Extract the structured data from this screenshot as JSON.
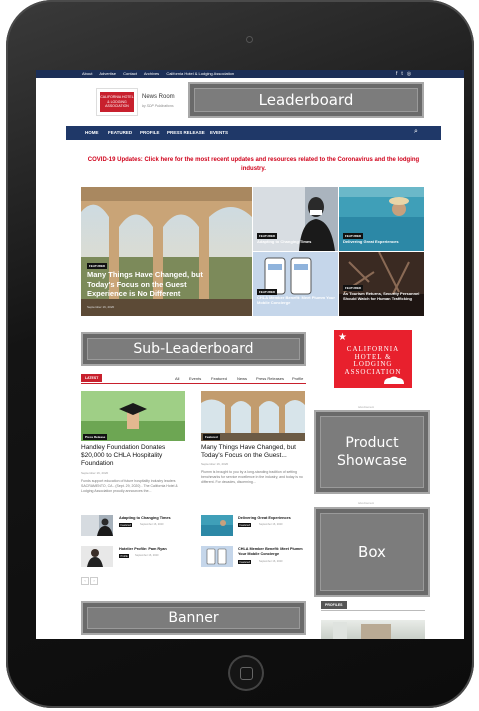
{
  "topbar": {
    "links": [
      "About",
      "Advertise",
      "Contact",
      "Archives",
      "California Hotel & Lodging Association"
    ],
    "social_icons": [
      "facebook-icon",
      "twitter-icon",
      "instagram-icon"
    ]
  },
  "header": {
    "logo_text": "CALIFORNIA HOTEL & LODGING ASSOCIATION",
    "site_title": "News Room",
    "byline": "by SDP Publications",
    "leaderboard_label": "Leaderboard"
  },
  "nav": {
    "items": [
      "HOME",
      "FEATURED",
      "PROFILE",
      "PRESS RELEASE",
      "EVENTS"
    ],
    "search_icon": "search-icon"
  },
  "alert": {
    "text": "COVID-19 Updates: Click here for the most recent updates and resources related to the Coronavirus and the lodging industry."
  },
  "hero": {
    "main": {
      "tag": "FEATURED",
      "title": "Many Things Have Changed, but Today's Focus on the Guest Experience is No Different",
      "date": "September 16, 2020"
    },
    "tiles": [
      {
        "tag": "FEATURED",
        "title": "Adapting to Changing Times"
      },
      {
        "tag": "FEATURED",
        "title": "Delivering Great Experiences"
      },
      {
        "tag": "FEATURED",
        "title": "CHLA Member Benefit: Meet Plumm Your Mobile Concierge"
      },
      {
        "tag": "FEATURED",
        "title": "As Tourism Returns, Security Personnel Should Watch for Human Trafficking"
      }
    ]
  },
  "ads": {
    "sub_leaderboard": "Sub-Leaderboard",
    "product_showcase": "Product Showcase",
    "box": "Box",
    "banner": "Banner",
    "advertisement_label": "Advertisement"
  },
  "sidebar": {
    "logo_lines": [
      "CALIFORNIA",
      "HOTEL & LODGING",
      "ASSOCIATION"
    ],
    "profiles_label": "PROFILES"
  },
  "latest": {
    "tab_label": "LATEST",
    "filters": [
      "All",
      "Events",
      "Featured",
      "News",
      "Press Releases",
      "Profile"
    ],
    "cards": [
      {
        "tag": "Press Release",
        "title": "Handley Foundation Donates $20,000 to CHLA Hospitality Foundation",
        "date": "September 16, 2020",
        "excerpt": "Funds support education of future hospitality industry leaders SACRAMENTO, CA - (Sept. 29, 2020) - The California Hotel & Lodging Association proudly announces the..."
      },
      {
        "tag": "Featured",
        "title": "Many Things Have Changed, but Today's Focus on the Guest...",
        "date": "September 16, 2020",
        "excerpt": "Plumm is brought to you by a long-standing tradition of setting benchmarks for service excellence in the industry, and today is no different. For decades, discerning..."
      }
    ],
    "small": [
      {
        "title": "Adapting to Changing Times",
        "badge": "Featured",
        "date": "September 16, 2020"
      },
      {
        "title": "Delivering Great Experiences",
        "badge": "Featured",
        "date": "September 16, 2020"
      },
      {
        "title": "Hotelier Profile: Pam Ryan",
        "badge": "Profile",
        "date": "September 16, 2020"
      },
      {
        "title": "CHLA Member Benefit: Meet Plumm Your Mobile Concierge",
        "badge": "Featured",
        "date": "September 16, 2020"
      }
    ],
    "pager": [
      "‹",
      "›"
    ]
  }
}
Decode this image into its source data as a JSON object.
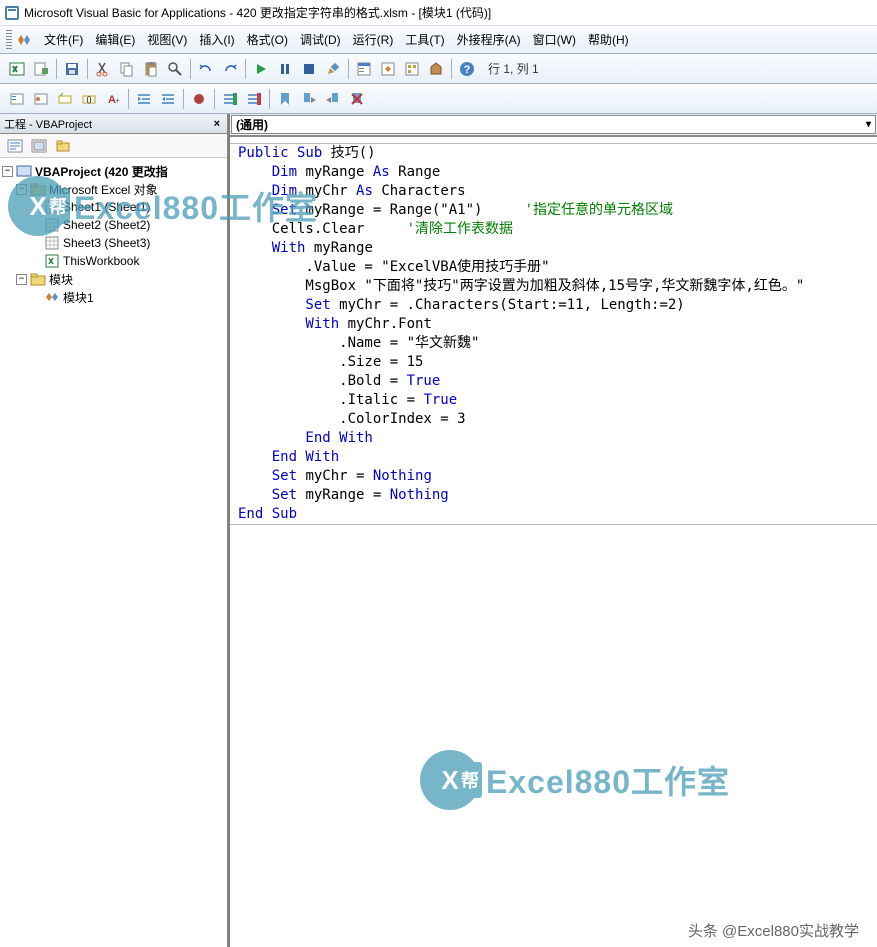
{
  "titlebar": {
    "text": "Microsoft Visual Basic for Applications - 420 更改指定字符串的格式.xlsm - [模块1 (代码)]"
  },
  "menu": {
    "file": "文件(F)",
    "edit": "编辑(E)",
    "view": "视图(V)",
    "insert": "插入(I)",
    "format": "格式(O)",
    "debug": "调试(D)",
    "run": "运行(R)",
    "tools": "工具(T)",
    "addins": "外接程序(A)",
    "window": "窗口(W)",
    "help": "帮助(H)"
  },
  "toolbar": {
    "status": "行 1, 列 1"
  },
  "project": {
    "title": "工程 - VBAProject",
    "root": "VBAProject (420 更改指",
    "excelObjects": "Microsoft Excel 对象",
    "sheet1": "Sheet1 (Sheet1)",
    "sheet2": "Sheet2 (Sheet2)",
    "sheet3": "Sheet3 (Sheet3)",
    "thisWorkbook": "ThisWorkbook",
    "modules": "模块",
    "module1": "模块1"
  },
  "codeDropdown": {
    "left": "(通用)"
  },
  "code": {
    "l1a": "Public Sub",
    "l1b": " 技巧()",
    "l2a": "    Dim",
    "l2b": " myRange ",
    "l2c": "As",
    "l2d": " Range",
    "l3a": "    Dim",
    "l3b": " myChr ",
    "l3c": "As",
    "l3d": " Characters",
    "l4a": "    Set",
    "l4b": " myRange = Range(\"A1\")     ",
    "l4c": "'指定任意的单元格区域",
    "l5a": "    Cells.Clear     ",
    "l5b": "'清除工作表数据",
    "l6a": "    With",
    "l6b": " myRange",
    "l7": "        .Value = \"ExcelVBA使用技巧手册\"",
    "l8": "        MsgBox \"下面将\"技巧\"两字设置为加粗及斜体,15号字,华文新魏字体,红色。\"",
    "l9a": "        Set",
    "l9b": " myChr = .Characters(Start:=11, Length:=2)",
    "l10a": "        With",
    "l10b": " myChr.Font",
    "l11": "            .Name = \"华文新魏\"",
    "l12": "            .Size = 15",
    "l13a": "            .Bold = ",
    "l13b": "True",
    "l14a": "            .Italic = ",
    "l14b": "True",
    "l15": "            .ColorIndex = 3",
    "l16": "        End With",
    "l17": "    End With",
    "l18a": "    Set",
    "l18b": " myChr = ",
    "l18c": "Nothing",
    "l19a": "    Set",
    "l19b": " myRange = ",
    "l19c": "Nothing",
    "l20": "End Sub"
  },
  "watermark": {
    "iconLeft": "X",
    "iconRight": "帮",
    "text": "Excel880工作室"
  },
  "footer": {
    "credit": "头条 @Excel880实战教学"
  }
}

Activity:
Scan the entries above, and wherever a line holds the string "data", copy it.

Answer below:
Extract the structured data from this screenshot as JSON.
Decode this image into its source data as a JSON object.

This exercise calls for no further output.